EXERCISE PROMPT » Every record should be repeated exactly, except that pictures are left out.

Figure data in JSON:
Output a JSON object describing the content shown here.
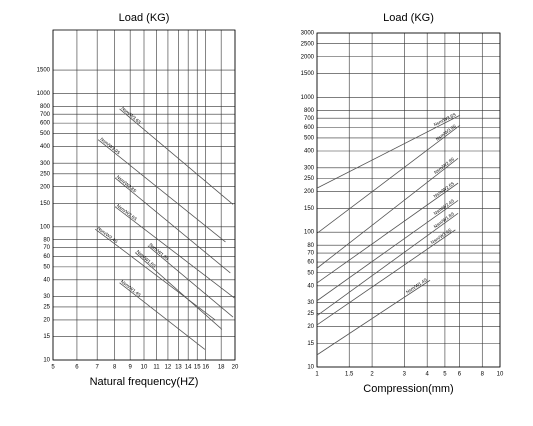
{
  "chart_data": [
    {
      "type": "line",
      "title": "Load (KG)",
      "x_label": "Natural frequency(HZ)",
      "xscale": "log",
      "yscale": "log",
      "grid": true,
      "xlim": [
        5,
        20
      ],
      "xticks": [
        5,
        6,
        7,
        8,
        9,
        10,
        11,
        12,
        13,
        14,
        15,
        16,
        18,
        20
      ],
      "ylim": [
        10,
        3000
      ],
      "yticks": [
        10,
        15,
        20,
        25,
        30,
        40,
        50,
        60,
        70,
        80,
        100,
        150,
        200,
        250,
        300,
        400,
        500,
        600,
        700,
        800,
        1000,
        1500
      ],
      "series": [
        {
          "name": "Nsm/W3.6S",
          "color": "#555555",
          "x": [
            8.3,
            19.7
          ],
          "values": [
            767,
            147
          ]
        },
        {
          "name": "Nsm/W3.9S",
          "color": "#555555",
          "x": [
            7.05,
            18.6
          ],
          "values": [
            451,
            77
          ]
        },
        {
          "name": "Nsm/W2.8S",
          "color": "#555555",
          "x": [
            8.0,
            19.3
          ],
          "values": [
            234,
            45
          ]
        },
        {
          "name": "Nsm/W2.6S",
          "color": "#555555",
          "x": [
            8.0,
            20
          ],
          "values": [
            142,
            29
          ]
        },
        {
          "name": "Nsm/W2.4S",
          "color": "#555555",
          "x": [
            6.9,
            17.2
          ],
          "values": [
            96,
            20
          ]
        },
        {
          "name": "Nsm/W1.8S",
          "color": "#555555",
          "x": [
            10.3,
            19.7
          ],
          "values": [
            72,
            21
          ]
        },
        {
          "name": "Nsm/W1.6S",
          "color": "#555555",
          "x": [
            9.35,
            18.1
          ],
          "values": [
            64,
            17
          ]
        },
        {
          "name": "Nsm/W1.4S",
          "color": "#555555",
          "x": [
            8.3,
            15.9
          ],
          "values": [
            38,
            12
          ]
        }
      ]
    },
    {
      "type": "line",
      "title": "Load (KG)",
      "x_label": "Compression(mm)",
      "xscale": "log",
      "yscale": "log",
      "grid": true,
      "xlim": [
        1,
        10
      ],
      "xticks": [
        1,
        1.5,
        2,
        3,
        4,
        5,
        6,
        8,
        10
      ],
      "ylim": [
        10,
        3000
      ],
      "yticks": [
        10,
        15,
        20,
        25,
        30,
        40,
        50,
        60,
        70,
        80,
        100,
        150,
        200,
        250,
        300,
        400,
        500,
        600,
        700,
        800,
        1000,
        1500,
        2000,
        2500,
        3000
      ],
      "series": [
        {
          "name": "Nsm/W3.6S",
          "color": "#555555",
          "x": [
            1,
            6.04
          ],
          "values": [
            212,
            736
          ]
        },
        {
          "name": "Nsm/W3.9S",
          "color": "#555555",
          "x": [
            1,
            6.04
          ],
          "values": [
            98,
            620
          ]
        },
        {
          "name": "Nsm/W2.8S",
          "color": "#555555",
          "x": [
            1,
            5.9
          ],
          "values": [
            54,
            353
          ]
        },
        {
          "name": "Nsm/W2.6S",
          "color": "#555555",
          "x": [
            1,
            5.9
          ],
          "values": [
            42,
            231
          ]
        },
        {
          "name": "Nsm/W2.4S",
          "color": "#555555",
          "x": [
            1,
            5.9
          ],
          "values": [
            31,
            172
          ]
        },
        {
          "name": "Nsm/W1.8S",
          "color": "#555555",
          "x": [
            1,
            5.9
          ],
          "values": [
            24,
            138
          ]
        },
        {
          "name": "Nsm/W1.6S",
          "color": "#555555",
          "x": [
            1,
            5.7
          ],
          "values": [
            20.5,
            104
          ]
        },
        {
          "name": "Nsm/W1.4S",
          "color": "#555555",
          "x": [
            1,
            4.15
          ],
          "values": [
            12.3,
            44
          ]
        }
      ]
    }
  ]
}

REPLY TO THE TASK »
Output a JSON object describing the content shown here.
{
  "chart_data": [
    {
      "type": "line",
      "title": "Load (KG)",
      "x_label": "Natural frequency(HZ)",
      "xscale": "log",
      "yscale": "log",
      "grid": true,
      "xlim": [
        5,
        20
      ],
      "xticks": [
        5,
        6,
        7,
        8,
        9,
        10,
        11,
        12,
        13,
        14,
        15,
        16,
        18,
        20
      ],
      "ylim": [
        10,
        3000
      ],
      "yticks": [
        10,
        15,
        20,
        25,
        30,
        40,
        50,
        60,
        70,
        80,
        100,
        150,
        200,
        250,
        300,
        400,
        500,
        600,
        700,
        800,
        1000,
        1500
      ],
      "series": [
        {
          "name": "Nsm/W3.6S",
          "color": "#555555",
          "x": [
            8.3,
            19.7
          ],
          "values": [
            767,
            147
          ]
        },
        {
          "name": "Nsm/W3.9S",
          "color": "#555555",
          "x": [
            7.05,
            18.6
          ],
          "values": [
            451,
            77
          ]
        },
        {
          "name": "Nsm/W2.8S",
          "color": "#555555",
          "x": [
            8.0,
            19.3
          ],
          "values": [
            234,
            45
          ]
        },
        {
          "name": "Nsm/W2.6S",
          "color": "#555555",
          "x": [
            8.0,
            20
          ],
          "values": [
            142,
            29
          ]
        },
        {
          "name": "Nsm/W2.4S",
          "color": "#555555",
          "x": [
            6.9,
            17.2
          ],
          "values": [
            96,
            20
          ]
        },
        {
          "name": "Nsm/W1.8S",
          "color": "#555555",
          "x": [
            10.3,
            19.7
          ],
          "values": [
            72,
            21
          ]
        },
        {
          "name": "Nsm/W1.6S",
          "color": "#555555",
          "x": [
            9.35,
            18.1
          ],
          "values": [
            64,
            17
          ]
        },
        {
          "name": "Nsm/W1.4S",
          "color": "#555555",
          "x": [
            8.3,
            15.9
          ],
          "values": [
            38,
            12
          ]
        }
      ]
    },
    {
      "type": "line",
      "title": "Load (KG)",
      "x_label": "Compression(mm)",
      "xscale": "log",
      "yscale": "log",
      "grid": true,
      "xlim": [
        1,
        10
      ],
      "xticks": [
        1,
        1.5,
        2,
        3,
        4,
        5,
        6,
        8,
        10
      ],
      "ylim": [
        10,
        3000
      ],
      "yticks": [
        10,
        15,
        20,
        25,
        30,
        40,
        50,
        60,
        70,
        80,
        100,
        150,
        200,
        250,
        300,
        400,
        500,
        600,
        700,
        800,
        1000,
        1500,
        2000,
        2500,
        3000
      ],
      "series": [
        {
          "name": "Nsm/W3.6S",
          "color": "#555555",
          "x": [
            1,
            6.04
          ],
          "values": [
            212,
            736
          ]
        },
        {
          "name": "Nsm/W3.9S",
          "color": "#555555",
          "x": [
            1,
            6.04
          ],
          "values": [
            98,
            620
          ]
        },
        {
          "name": "Nsm/W2.8S",
          "color": "#555555",
          "x": [
            1,
            5.9
          ],
          "values": [
            54,
            353
          ]
        },
        {
          "name": "Nsm/W2.6S",
          "color": "#555555",
          "x": [
            1,
            5.9
          ],
          "values": [
            42,
            231
          ]
        },
        {
          "name": "Nsm/W2.4S",
          "color": "#555555",
          "x": [
            1,
            5.9
          ],
          "values": [
            31,
            172
          ]
        },
        {
          "name": "Nsm/W1.8S",
          "color": "#555555",
          "x": [
            1,
            5.9
          ],
          "values": [
            24,
            138
          ]
        },
        {
          "name": "Nsm/W1.6S",
          "color": "#555555",
          "x": [
            1,
            5.7
          ],
          "values": [
            20.5,
            104
          ]
        },
        {
          "name": "Nsm/W1.4S",
          "color": "#555555",
          "x": [
            1,
            4.15
          ],
          "values": [
            12.3,
            44
          ]
        }
      ]
    }
  ]
}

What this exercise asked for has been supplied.